───── Selected passage

# food coupon?



## aaronm10000 (Mar 31, 2021)

Hi,
A friend of mine is a Buddhist Monk. He will be traveling across country. The problem is he is forbidden from touching money and can not buy food for himself. Pushing the limits of the rules I can buy him a coupon. Does AMTRAK offer food coupons? I checked the website and found nothing.

Thanks
-Max


----------



## PVD (Mar 31, 2021)

Is he permitted to have a prepaid/debit type card? Many of those are acceptable, and keep in mind they are currently accepting no cash....
*Service Change*
Amtrak is temporarily accepting cashless payments in the Café. Additionally, Café cars are temporarily operating as carryout only.

Amtrak does have gift cards they are not good for onboard purchases....


----------



## caravanman (Mar 31, 2021)

There are no "coupons" that I am aware of.

──────────
───── Provided information

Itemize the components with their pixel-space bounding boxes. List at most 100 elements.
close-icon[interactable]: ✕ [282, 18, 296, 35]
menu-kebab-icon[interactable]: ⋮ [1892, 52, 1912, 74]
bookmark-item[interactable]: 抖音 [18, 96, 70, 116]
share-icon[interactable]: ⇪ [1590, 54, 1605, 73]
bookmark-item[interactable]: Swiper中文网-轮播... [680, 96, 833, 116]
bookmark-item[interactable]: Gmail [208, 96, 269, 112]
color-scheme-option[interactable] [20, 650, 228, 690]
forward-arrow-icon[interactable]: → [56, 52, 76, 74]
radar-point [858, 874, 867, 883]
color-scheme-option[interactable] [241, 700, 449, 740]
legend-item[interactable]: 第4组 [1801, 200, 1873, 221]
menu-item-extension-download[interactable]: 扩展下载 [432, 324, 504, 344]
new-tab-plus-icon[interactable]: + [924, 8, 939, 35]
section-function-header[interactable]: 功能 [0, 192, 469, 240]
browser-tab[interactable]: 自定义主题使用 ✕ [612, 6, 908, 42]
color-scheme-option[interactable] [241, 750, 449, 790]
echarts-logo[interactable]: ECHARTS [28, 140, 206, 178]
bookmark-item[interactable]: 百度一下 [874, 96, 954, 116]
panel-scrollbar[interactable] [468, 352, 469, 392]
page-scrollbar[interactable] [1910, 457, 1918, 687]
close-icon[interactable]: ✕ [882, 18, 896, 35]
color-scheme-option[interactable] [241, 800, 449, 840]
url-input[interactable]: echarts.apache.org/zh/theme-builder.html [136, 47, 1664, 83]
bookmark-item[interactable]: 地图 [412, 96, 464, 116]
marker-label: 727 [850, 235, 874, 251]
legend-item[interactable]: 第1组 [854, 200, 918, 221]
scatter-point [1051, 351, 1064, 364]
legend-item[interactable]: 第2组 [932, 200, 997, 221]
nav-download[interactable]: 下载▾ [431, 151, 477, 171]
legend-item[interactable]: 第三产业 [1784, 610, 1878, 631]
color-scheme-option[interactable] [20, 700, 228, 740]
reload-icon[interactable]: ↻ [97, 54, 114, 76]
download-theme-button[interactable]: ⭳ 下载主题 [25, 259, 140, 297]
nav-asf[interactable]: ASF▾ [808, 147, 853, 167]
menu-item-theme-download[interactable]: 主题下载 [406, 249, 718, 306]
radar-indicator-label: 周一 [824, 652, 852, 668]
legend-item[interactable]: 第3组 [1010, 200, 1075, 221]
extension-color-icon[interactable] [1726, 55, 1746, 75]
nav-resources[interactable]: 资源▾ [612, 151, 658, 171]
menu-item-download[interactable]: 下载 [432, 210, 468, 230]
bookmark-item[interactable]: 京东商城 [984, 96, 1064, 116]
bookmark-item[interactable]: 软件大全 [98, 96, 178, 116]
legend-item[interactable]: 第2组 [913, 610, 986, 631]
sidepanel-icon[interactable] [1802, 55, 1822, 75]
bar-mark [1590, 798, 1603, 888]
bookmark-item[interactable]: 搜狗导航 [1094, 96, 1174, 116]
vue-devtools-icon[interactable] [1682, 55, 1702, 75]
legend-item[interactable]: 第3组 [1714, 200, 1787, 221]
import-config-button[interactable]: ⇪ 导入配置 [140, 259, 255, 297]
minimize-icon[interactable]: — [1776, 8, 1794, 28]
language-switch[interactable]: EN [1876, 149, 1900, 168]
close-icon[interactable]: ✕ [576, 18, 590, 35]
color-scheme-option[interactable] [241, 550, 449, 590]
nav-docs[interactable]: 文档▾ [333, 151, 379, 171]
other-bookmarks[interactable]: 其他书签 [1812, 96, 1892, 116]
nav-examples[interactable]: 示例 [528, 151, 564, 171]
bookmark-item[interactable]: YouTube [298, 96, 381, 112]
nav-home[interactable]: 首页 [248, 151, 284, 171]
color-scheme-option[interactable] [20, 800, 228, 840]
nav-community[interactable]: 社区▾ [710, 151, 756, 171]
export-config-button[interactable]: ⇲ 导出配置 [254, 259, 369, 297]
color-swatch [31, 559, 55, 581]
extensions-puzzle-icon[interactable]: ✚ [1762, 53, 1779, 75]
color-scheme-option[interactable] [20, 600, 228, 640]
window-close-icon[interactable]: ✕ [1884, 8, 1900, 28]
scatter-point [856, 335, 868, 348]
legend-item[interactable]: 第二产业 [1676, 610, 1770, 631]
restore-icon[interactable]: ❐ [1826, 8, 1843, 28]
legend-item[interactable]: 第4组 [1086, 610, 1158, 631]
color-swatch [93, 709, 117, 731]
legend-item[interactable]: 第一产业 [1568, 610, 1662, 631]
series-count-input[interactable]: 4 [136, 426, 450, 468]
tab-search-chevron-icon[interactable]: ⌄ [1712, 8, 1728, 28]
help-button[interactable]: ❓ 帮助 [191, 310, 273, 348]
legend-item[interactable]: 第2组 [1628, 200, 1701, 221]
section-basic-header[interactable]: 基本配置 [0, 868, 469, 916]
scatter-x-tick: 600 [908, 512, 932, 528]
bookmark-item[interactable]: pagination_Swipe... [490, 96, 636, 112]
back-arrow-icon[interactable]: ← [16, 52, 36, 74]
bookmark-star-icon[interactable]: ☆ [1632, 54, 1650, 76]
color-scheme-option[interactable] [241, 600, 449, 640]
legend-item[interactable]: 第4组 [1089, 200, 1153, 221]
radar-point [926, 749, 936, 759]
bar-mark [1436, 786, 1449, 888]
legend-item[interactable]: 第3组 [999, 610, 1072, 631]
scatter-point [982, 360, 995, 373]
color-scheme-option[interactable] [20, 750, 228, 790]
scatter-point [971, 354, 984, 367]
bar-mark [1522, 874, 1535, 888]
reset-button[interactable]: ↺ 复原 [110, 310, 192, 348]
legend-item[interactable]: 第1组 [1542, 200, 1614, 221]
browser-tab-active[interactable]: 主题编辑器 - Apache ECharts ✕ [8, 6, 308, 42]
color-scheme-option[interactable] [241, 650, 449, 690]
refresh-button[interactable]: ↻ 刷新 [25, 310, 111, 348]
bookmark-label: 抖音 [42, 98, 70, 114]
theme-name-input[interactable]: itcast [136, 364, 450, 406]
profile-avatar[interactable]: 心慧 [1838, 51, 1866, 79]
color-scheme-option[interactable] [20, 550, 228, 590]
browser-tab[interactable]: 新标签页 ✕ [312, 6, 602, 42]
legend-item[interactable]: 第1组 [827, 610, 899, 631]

──────────

## To do:
1. Repeat word for word the part of the Amtrak food coupon thread that starts at "## aaronm10000 (Mar" and ends after "PVD (Mar 31, 2021)".
2. Pick up the Amtrak food coupon thread after its last post and continue it.

## Responses per task:
1.
## aaronm10000 (Mar 31, 2021)

Hi,
A friend of mine is a Buddhist Monk. He will be traveling across country. The problem is he is forbidden from touching money and can not buy food for himself. Pushing the limits of the rules I can buy him a coupon. Does AMTRAK offer food coupons? I checked the website and found nothing.

Thanks
-Max


----------



## PVD (Mar 31, 2021)

2.
Maybe stock up before the Amtrak ride with a full bowl?


----------



## aaronm10000 (Mar 31, 2021)

caravanman said:


> There are no "coupons" that I am aware of.
> Maybe stock up before the Amtrak ride with a full bowl?


Thank you for the info. Unfortunately he is forbidden from taking more than what is offered at one meal. Not the end of the world but may have to go hungry for a couple days.


----------



## Trogdor (Mar 31, 2021)

If he travels in a sleeping car, meals are included. He wouldn’t have to handle cash.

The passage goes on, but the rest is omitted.